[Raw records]
>>>>

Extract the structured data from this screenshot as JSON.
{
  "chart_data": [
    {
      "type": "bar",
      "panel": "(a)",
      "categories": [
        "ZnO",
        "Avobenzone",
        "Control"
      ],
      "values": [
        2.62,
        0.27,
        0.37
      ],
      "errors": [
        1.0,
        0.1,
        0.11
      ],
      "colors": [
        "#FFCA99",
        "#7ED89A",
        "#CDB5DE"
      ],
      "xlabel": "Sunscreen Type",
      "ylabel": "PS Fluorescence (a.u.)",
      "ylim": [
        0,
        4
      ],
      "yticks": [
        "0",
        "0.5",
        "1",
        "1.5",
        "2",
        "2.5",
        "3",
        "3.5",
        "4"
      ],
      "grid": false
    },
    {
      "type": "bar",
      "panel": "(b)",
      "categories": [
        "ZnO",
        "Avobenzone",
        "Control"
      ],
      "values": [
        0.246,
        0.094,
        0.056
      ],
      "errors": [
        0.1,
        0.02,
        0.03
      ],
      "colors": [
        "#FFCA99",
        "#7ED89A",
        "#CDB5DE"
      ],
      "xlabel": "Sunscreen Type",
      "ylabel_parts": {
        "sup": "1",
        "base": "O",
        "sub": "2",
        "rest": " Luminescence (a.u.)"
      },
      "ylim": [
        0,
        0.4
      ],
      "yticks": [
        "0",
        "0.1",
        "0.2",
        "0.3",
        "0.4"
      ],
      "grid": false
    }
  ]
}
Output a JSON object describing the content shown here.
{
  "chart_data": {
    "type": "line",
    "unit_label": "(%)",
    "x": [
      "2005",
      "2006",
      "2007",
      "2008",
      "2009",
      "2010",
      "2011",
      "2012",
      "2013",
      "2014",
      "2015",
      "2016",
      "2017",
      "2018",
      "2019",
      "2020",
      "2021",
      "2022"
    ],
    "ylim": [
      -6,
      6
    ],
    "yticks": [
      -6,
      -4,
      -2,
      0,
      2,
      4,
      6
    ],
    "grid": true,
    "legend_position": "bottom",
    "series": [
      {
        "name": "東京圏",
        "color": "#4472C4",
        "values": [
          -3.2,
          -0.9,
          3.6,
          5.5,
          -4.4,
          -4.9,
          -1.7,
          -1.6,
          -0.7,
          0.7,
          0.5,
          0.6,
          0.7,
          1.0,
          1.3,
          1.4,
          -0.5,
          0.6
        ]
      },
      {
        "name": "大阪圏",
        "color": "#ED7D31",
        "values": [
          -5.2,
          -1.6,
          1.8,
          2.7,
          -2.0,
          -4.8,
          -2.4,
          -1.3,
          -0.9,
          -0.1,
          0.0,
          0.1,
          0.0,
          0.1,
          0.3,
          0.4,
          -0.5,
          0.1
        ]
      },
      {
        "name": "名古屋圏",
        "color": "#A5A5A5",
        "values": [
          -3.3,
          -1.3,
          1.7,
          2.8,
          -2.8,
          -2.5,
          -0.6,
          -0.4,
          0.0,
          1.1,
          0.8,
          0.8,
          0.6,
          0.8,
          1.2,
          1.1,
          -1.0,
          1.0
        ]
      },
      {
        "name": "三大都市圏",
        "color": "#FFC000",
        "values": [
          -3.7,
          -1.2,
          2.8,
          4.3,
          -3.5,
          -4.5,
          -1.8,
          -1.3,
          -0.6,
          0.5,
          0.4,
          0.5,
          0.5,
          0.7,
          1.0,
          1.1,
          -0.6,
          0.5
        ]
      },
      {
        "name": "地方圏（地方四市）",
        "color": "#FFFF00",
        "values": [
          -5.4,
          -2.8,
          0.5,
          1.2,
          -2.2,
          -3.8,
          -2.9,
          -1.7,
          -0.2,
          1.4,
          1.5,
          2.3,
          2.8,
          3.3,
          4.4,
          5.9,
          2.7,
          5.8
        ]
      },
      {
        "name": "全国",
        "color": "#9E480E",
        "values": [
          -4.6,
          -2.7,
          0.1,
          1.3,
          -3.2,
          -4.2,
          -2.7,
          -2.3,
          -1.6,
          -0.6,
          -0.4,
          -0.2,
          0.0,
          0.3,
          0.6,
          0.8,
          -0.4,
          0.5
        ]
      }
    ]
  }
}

<<<<

◆ TASK DETAILS: Set down all of the records shown above once more, exactly.

◆ WORKED ANSWER:
Extract the structured data from this screenshot as JSON.
{
  "chart_data": [
    {
      "type": "bar",
      "panel": "(a)",
      "categories": [
        "ZnO",
        "Avobenzone",
        "Control"
      ],
      "values": [
        2.62,
        0.27,
        0.37
      ],
      "errors": [
        1.0,
        0.1,
        0.11
      ],
      "colors": [
        "#FFCA99",
        "#7ED89A",
        "#CDB5DE"
      ],
      "xlabel": "Sunscreen Type",
      "ylabel": "PS Fluorescence (a.u.)",
      "ylim": [
        0,
        4
      ],
      "yticks": [
        "0",
        "0.5",
        "1",
        "1.5",
        "2",
        "2.5",
        "3",
        "3.5",
        "4"
      ],
      "grid": false
    },
    {
      "type": "bar",
      "panel": "(b)",
      "categories": [
        "ZnO",
        "Avobenzone",
        "Control"
      ],
      "values": [
        0.246,
        0.094,
        0.056
      ],
      "errors": [
        0.1,
        0.02,
        0.03
      ],
      "colors": [
        "#FFCA99",
        "#7ED89A",
        "#CDB5DE"
      ],
      "xlabel": "Sunscreen Type",
      "ylabel_parts": {
        "sup": "1",
        "base": "O",
        "sub": "2",
        "rest": " Luminescence (a.u.)"
      },
      "ylim": [
        0,
        0.4
      ],
      "yticks": [
        "0",
        "0.1",
        "0.2",
        "0.3",
        "0.4"
      ],
      "grid": false
    }
  ]
}
Output a JSON object describing the content shown here.
{
  "chart_data": {
    "type": "line",
    "unit_label": "(%)",
    "x": [
      "2005",
      "2006",
      "2007",
      "2008",
      "2009",
      "2010",
      "2011",
      "2012",
      "2013",
      "2014",
      "2015",
      "2016",
      "2017",
      "2018",
      "2019",
      "2020",
      "2021",
      "2022"
    ],
    "ylim": [
      -6,
      6
    ],
    "yticks": [
      -6,
      -4,
      -2,
      0,
      2,
      4,
      6
    ],
    "grid": true,
    "legend_position": "bottom",
    "series": [
      {
        "name": "東京圏",
        "color": "#4472C4",
        "values": [
          -3.2,
          -0.9,
          3.6,
          5.5,
          -4.4,
          -4.9,
          -1.7,
          -1.6,
          -0.7,
          0.7,
          0.5,
          0.6,
          0.7,
          1.0,
          1.3,
          1.4,
          -0.5,
          0.6
        ]
      },
      {
        "name": "大阪圏",
        "color": "#ED7D31",
        "values": [
          -5.2,
          -1.6,
          1.8,
          2.7,
          -2.0,
          -4.8,
          -2.4,
          -1.3,
          -0.9,
          -0.1,
          0.0,
          0.1,
          0.0,
          0.1,
          0.3,
          0.4,
          -0.5,
          0.1
        ]
      },
      {
        "name": "名古屋圏",
        "color": "#A5A5A5",
        "values": [
          -3.3,
          -1.3,
          1.7,
          2.8,
          -2.8,
          -2.5,
          -0.6,
          -0.4,
          0.0,
          1.1,
          0.8,
          0.8,
          0.6,
          0.8,
          1.2,
          1.1,
          -1.0,
          1.0
        ]
      },
      {
        "name": "三大都市圏",
        "color": "#FFC000",
        "values": [
          -3.7,
          -1.2,
          2.8,
          4.3,
          -3.5,
          -4.5,
          -1.8,
          -1.3,
          -0.6,
          0.5,
          0.4,
          0.5,
          0.5,
          0.7,
          1.0,
          1.1,
          -0.6,
          0.5
        ]
      },
      {
        "name": "地方圏（地方四市）",
        "color": "#FFFF00",
        "values": [
          -5.4,
          -2.8,
          0.5,
          1.2,
          -2.2,
          -3.8,
          -2.9,
          -1.7,
          -0.2,
          1.4,
          1.5,
          2.3,
          2.8,
          3.3,
          4.4,
          5.9,
          2.7,
          5.8
        ]
      },
      {
        "name": "全国",
        "color": "#9E480E",
        "values": [
          -4.6,
          -2.7,
          0.1,
          1.3,
          -3.2,
          -4.2,
          -2.7,
          -2.3,
          -1.6,
          -0.6,
          -0.4,
          -0.2,
          0.0,
          0.3,
          0.6,
          0.8,
          -0.4,
          0.5
        ]
      }
    ]
  }
}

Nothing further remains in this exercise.